• Aim: Which lines have the string "text"? Copy all of them from the entries below.

Stored dataset items:
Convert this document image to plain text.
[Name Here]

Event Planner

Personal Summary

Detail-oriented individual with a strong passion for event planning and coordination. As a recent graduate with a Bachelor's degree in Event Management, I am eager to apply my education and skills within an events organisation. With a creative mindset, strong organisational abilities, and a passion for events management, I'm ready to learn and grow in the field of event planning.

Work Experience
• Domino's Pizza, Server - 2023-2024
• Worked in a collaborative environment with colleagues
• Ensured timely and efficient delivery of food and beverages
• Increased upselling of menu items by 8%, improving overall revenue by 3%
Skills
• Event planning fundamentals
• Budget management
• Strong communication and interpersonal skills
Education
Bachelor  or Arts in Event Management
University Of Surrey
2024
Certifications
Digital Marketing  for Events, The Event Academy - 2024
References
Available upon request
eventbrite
==
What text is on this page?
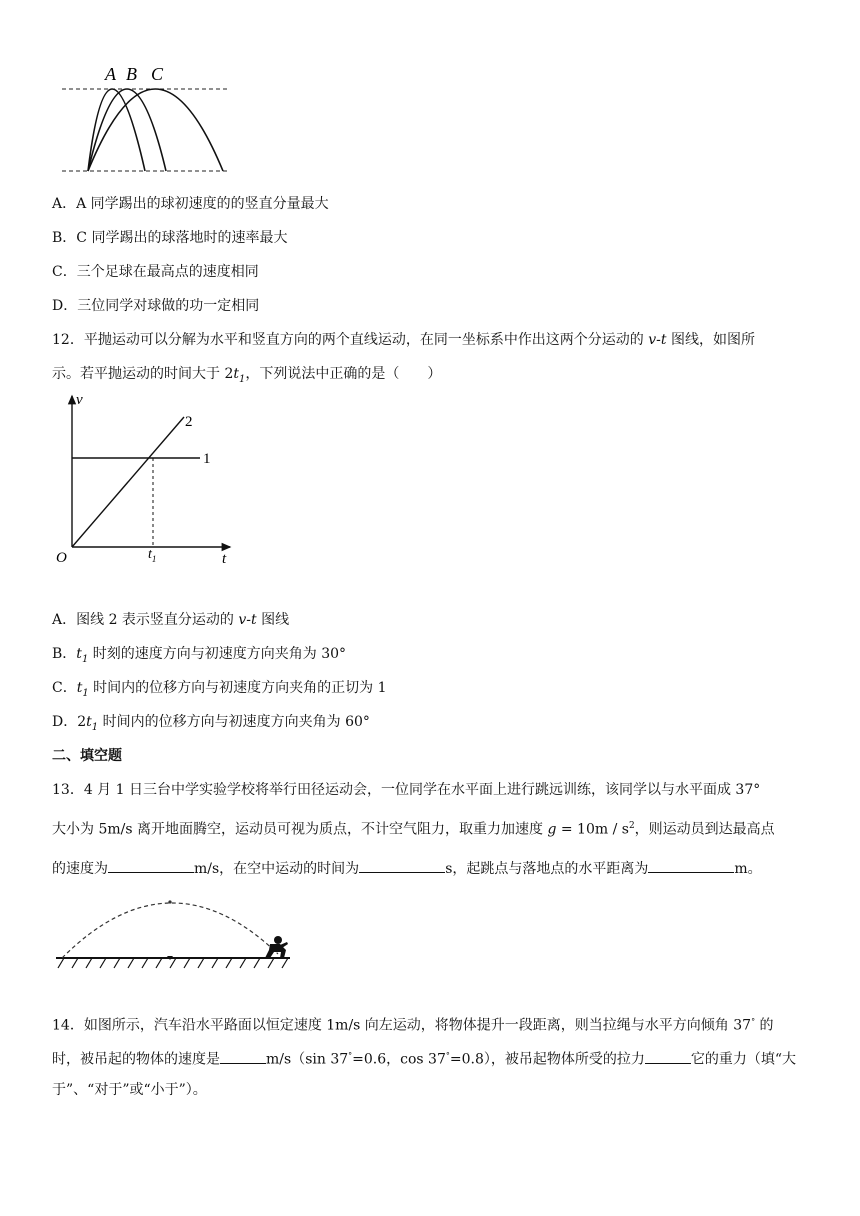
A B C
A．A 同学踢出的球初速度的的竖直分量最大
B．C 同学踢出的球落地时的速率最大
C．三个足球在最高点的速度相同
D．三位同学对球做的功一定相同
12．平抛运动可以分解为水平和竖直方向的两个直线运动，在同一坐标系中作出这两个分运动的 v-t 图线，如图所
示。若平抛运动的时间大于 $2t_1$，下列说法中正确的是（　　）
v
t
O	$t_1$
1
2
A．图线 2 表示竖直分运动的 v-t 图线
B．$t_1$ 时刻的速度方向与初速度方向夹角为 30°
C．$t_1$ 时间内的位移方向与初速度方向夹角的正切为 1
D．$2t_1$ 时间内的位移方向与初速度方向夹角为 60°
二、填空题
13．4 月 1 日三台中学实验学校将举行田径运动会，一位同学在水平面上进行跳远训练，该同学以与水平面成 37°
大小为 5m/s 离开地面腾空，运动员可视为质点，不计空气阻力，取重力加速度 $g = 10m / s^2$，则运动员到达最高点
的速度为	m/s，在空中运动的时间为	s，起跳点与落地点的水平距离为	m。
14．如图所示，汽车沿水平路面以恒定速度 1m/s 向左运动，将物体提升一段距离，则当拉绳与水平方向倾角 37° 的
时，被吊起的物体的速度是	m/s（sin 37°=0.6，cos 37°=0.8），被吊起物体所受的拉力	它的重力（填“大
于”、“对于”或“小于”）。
--
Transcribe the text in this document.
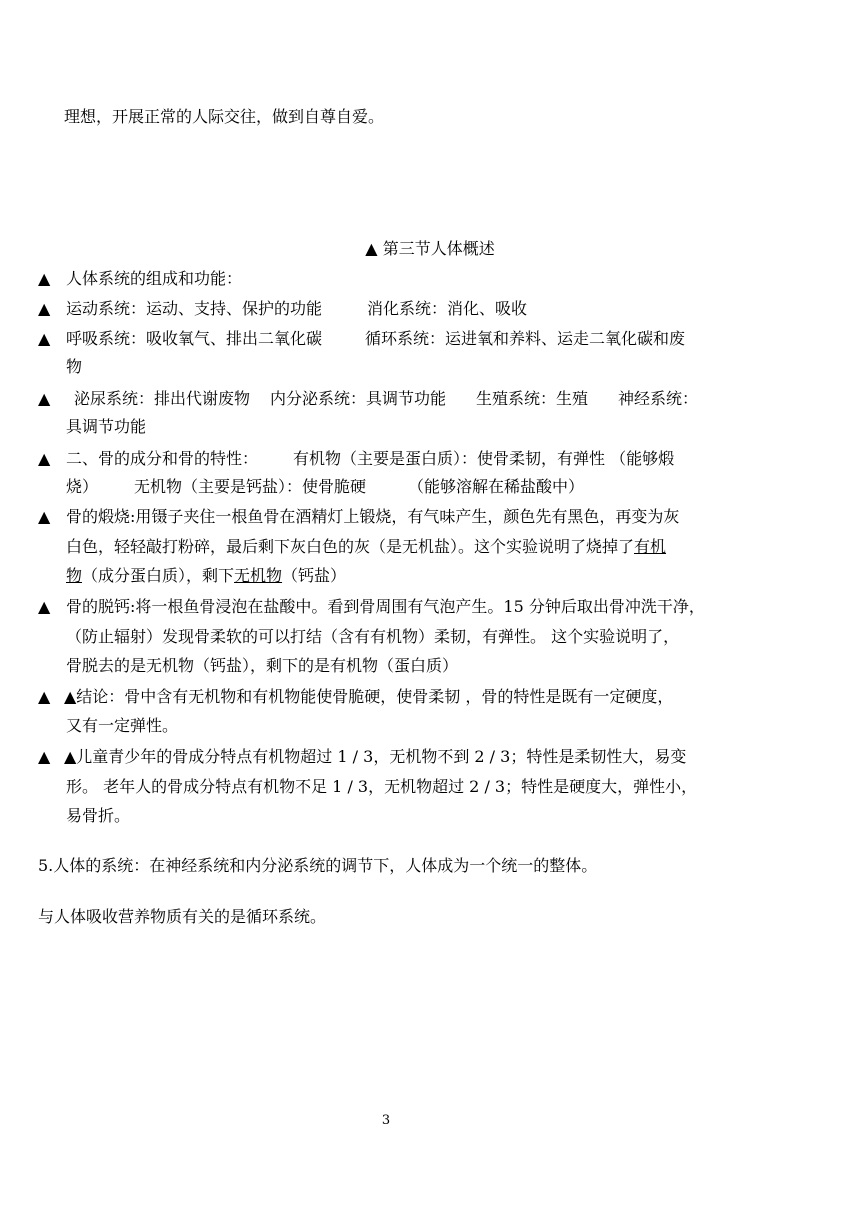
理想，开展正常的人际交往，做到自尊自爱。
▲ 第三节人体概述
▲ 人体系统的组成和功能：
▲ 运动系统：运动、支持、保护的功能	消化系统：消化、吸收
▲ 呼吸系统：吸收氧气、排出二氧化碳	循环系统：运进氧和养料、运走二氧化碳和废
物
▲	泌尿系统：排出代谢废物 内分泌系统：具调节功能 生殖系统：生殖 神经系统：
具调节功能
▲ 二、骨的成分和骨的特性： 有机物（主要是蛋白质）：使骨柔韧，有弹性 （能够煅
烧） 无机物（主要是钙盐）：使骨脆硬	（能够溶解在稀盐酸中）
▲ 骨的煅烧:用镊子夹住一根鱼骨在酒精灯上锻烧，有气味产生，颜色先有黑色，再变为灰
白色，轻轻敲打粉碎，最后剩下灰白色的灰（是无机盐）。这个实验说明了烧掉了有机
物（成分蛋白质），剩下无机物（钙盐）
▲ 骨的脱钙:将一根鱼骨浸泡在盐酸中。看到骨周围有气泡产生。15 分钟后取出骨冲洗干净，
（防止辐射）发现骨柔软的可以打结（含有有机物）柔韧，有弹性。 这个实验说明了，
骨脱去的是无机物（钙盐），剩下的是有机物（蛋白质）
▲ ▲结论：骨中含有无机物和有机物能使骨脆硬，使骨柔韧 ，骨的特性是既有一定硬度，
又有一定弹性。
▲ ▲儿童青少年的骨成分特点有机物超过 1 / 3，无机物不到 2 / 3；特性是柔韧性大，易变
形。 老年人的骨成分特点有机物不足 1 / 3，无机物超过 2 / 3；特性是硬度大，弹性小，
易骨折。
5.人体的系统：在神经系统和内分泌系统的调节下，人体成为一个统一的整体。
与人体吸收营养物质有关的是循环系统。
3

• Exercise answer:
Convert this document image to plain text.
What text is on this page?
Transcribe the text in this document.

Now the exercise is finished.